> **REQUIREMENT**
Each entry that follows is to be retyped exactly. Pictures do not belong in the copy.

> **DATA LISTING**
————

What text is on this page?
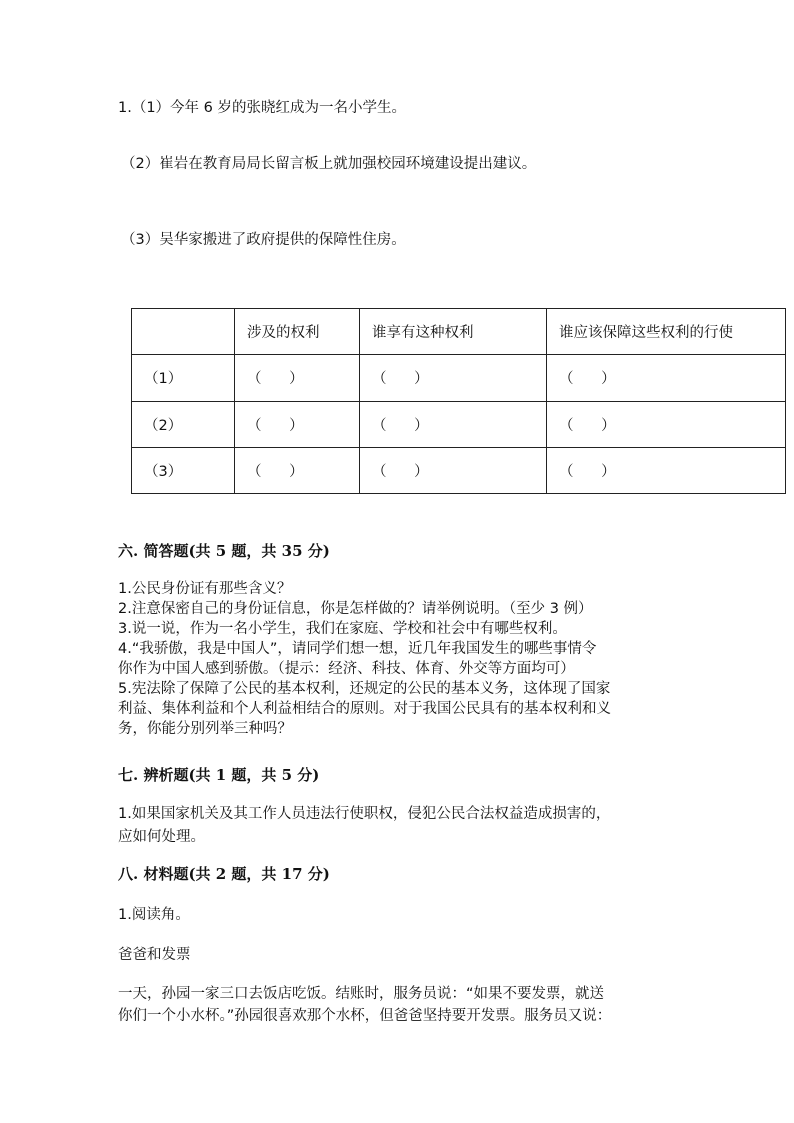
1.（1）今年 6 岁的张晓红成为一名小学生。
（2）崔岩在教育局局长留言板上就加强校园环境建设提出建议。
（3）吴华家搬进了政府提供的保障性住房。
	涉及的权利	谁享有这种权利	谁应该保障这些权利的行使
（1）	（      ）	（      ）	（      ）
（2）	（      ）	（      ）	（      ）
（3）	（      ）	（      ）	（      ）
六. 简答题(共 5 题，共 35 分)
1.公民身份证有那些含义？
2.注意保密自己的身份证信息，你是怎样做的？请举例说明。（至少 3 例）
3.说一说，作为一名小学生，我们在家庭、学校和社会中有哪些权利。
4.“我骄傲，我是中国人”，请同学们想一想，近几年我国发生的哪些事情令
你作为中国人感到骄傲。（提示：经济、科技、体育、外交等方面均可）
5.宪法除了保障了公民的基本权利，还规定的公民的基本义务，这体现了国家
利益、集体利益和个人利益相结合的原则。对于我国公民具有的基本权利和义
务，你能分别列举三种吗？
七. 辨析题(共 1 题，共 5 分)
1.如果国家机关及其工作人员违法行使职权，侵犯公民合法权益造成损害的，
应如何处理。
八. 材料题(共 2 题，共 17 分)
1.阅读角。
爸爸和发票
一天，孙园一家三口去饭店吃饭。结账时，服务员说：“如果不要发票，就送
你们一个小水杯。”孙园很喜欢那个水杯，但爸爸坚持要开发票。服务员又说：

————

> **SOLUTION FOR THIS TASK**
What text is on this page?
1.（1）今年 6 岁的张晓红成为一名小学生。
（2）崔岩在教育局局长留言板上就加强校园环境建设提出建议。
（3）吴华家搬进了政府提供的保障性住房。
	涉及的权利	谁享有这种权利	谁应该保障这些权利的行使
（1）	（      ）	（      ）	（      ）
（2）	（      ）	（      ）	（      ）
（3）	（      ）	（      ）	（      ）
六. 简答题(共 5 题，共 35 分)
1.公民身份证有那些含义？
2.注意保密自己的身份证信息，你是怎样做的？请举例说明。（至少 3 例）
3.说一说，作为一名小学生，我们在家庭、学校和社会中有哪些权利。
4.“我骄傲，我是中国人”，请同学们想一想，近几年我国发生的哪些事情令
你作为中国人感到骄傲。（提示：经济、科技、体育、外交等方面均可）
5.宪法除了保障了公民的基本权利，还规定的公民的基本义务，这体现了国家
利益、集体利益和个人利益相结合的原则。对于我国公民具有的基本权利和义
务，你能分别列举三种吗？
七. 辨析题(共 1 题，共 5 分)
1.如果国家机关及其工作人员违法行使职权，侵犯公民合法权益造成损害的，
应如何处理。
八. 材料题(共 2 题，共 17 分)
1.阅读角。
爸爸和发票
一天，孙园一家三口去饭店吃饭。结账时，服务员说：“如果不要发票，就送
你们一个小水杯。”孙园很喜欢那个水杯，但爸爸坚持要开发票。服务员又说：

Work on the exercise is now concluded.